-- WRITTEN PROBLEM --
Output the data below in full, character for character.

☆ ☆ ☆ ☆

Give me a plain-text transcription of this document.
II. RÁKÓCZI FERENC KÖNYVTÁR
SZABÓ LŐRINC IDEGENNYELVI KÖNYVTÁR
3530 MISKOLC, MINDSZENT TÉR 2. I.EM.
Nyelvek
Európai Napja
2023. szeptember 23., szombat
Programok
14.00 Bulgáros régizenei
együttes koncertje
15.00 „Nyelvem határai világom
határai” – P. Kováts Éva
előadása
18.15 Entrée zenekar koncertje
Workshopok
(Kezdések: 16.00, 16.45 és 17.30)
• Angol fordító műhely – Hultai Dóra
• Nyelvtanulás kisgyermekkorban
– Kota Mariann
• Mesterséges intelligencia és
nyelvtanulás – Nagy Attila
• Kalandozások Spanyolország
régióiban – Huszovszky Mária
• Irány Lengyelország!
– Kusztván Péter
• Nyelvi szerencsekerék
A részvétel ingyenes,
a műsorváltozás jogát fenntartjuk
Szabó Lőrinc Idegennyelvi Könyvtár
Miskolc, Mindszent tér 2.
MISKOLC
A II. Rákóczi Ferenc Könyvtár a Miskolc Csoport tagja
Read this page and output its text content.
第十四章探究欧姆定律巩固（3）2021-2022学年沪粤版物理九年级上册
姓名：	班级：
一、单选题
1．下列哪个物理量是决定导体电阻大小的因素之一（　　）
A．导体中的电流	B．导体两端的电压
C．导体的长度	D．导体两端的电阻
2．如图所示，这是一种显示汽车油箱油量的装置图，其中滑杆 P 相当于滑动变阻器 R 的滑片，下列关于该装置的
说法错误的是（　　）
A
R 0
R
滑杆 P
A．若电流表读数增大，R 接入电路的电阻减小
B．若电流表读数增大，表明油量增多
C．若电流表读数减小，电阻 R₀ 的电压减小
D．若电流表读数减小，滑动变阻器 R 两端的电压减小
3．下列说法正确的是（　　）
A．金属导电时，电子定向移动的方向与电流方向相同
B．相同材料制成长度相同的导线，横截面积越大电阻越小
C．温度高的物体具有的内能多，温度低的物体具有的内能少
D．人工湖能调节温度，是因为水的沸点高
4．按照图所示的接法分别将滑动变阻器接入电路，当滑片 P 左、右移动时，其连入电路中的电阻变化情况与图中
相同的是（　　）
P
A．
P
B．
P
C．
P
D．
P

☆ ☆ ☆ ☆

-- ANSWER FOR THIS EXERCISE --
Give me a plain-text transcription of this document.
II. RÁKÓCZI FERENC KÖNYVTÁR
SZABÓ LŐRINC IDEGENNYELVI KÖNYVTÁR
3530 MISKOLC, MINDSZENT TÉR 2. I.EM.
Nyelvek
Európai Napja
2023. szeptember 23., szombat
Programok
14.00 Bulgáros régizenei
együttes koncertje
15.00 „Nyelvem határai világom
határai” – P. Kováts Éva
előadása
18.15 Entrée zenekar koncertje
Workshopok
(Kezdések: 16.00, 16.45 és 17.30)
• Angol fordító műhely – Hultai Dóra
• Nyelvtanulás kisgyermekkorban
– Kota Mariann
• Mesterséges intelligencia és
nyelvtanulás – Nagy Attila
• Kalandozások Spanyolország
régióiban – Huszovszky Mária
• Irány Lengyelország!
– Kusztván Péter
• Nyelvi szerencsekerék
A részvétel ingyenes,
a műsorváltozás jogát fenntartjuk
Szabó Lőrinc Idegennyelvi Könyvtár
Miskolc, Mindszent tér 2.
MISKOLC
A II. Rákóczi Ferenc Könyvtár a Miskolc Csoport tagja
Read this page and output its text content.
第十四章探究欧姆定律巩固（3）2021-2022学年沪粤版物理九年级上册
姓名：	班级：
一、单选题
1．下列哪个物理量是决定导体电阻大小的因素之一（　　）
A．导体中的电流	B．导体两端的电压
C．导体的长度	D．导体两端的电阻
2．如图所示，这是一种显示汽车油箱油量的装置图，其中滑杆 P 相当于滑动变阻器 R 的滑片，下列关于该装置的
说法错误的是（　　）
A
R 0
R
滑杆 P
A．若电流表读数增大，R 接入电路的电阻减小
B．若电流表读数增大，表明油量增多
C．若电流表读数减小，电阻 R₀ 的电压减小
D．若电流表读数减小，滑动变阻器 R 两端的电压减小
3．下列说法正确的是（　　）
A．金属导电时，电子定向移动的方向与电流方向相同
B．相同材料制成长度相同的导线，横截面积越大电阻越小
C．温度高的物体具有的内能多，温度低的物体具有的内能少
D．人工湖能调节温度，是因为水的沸点高
4．按照图所示的接法分别将滑动变阻器接入电路，当滑片 P 左、右移动时，其连入电路中的电阻变化情况与图中
相同的是（　　）
P
A．
P
B．
P
C．
P
D．
P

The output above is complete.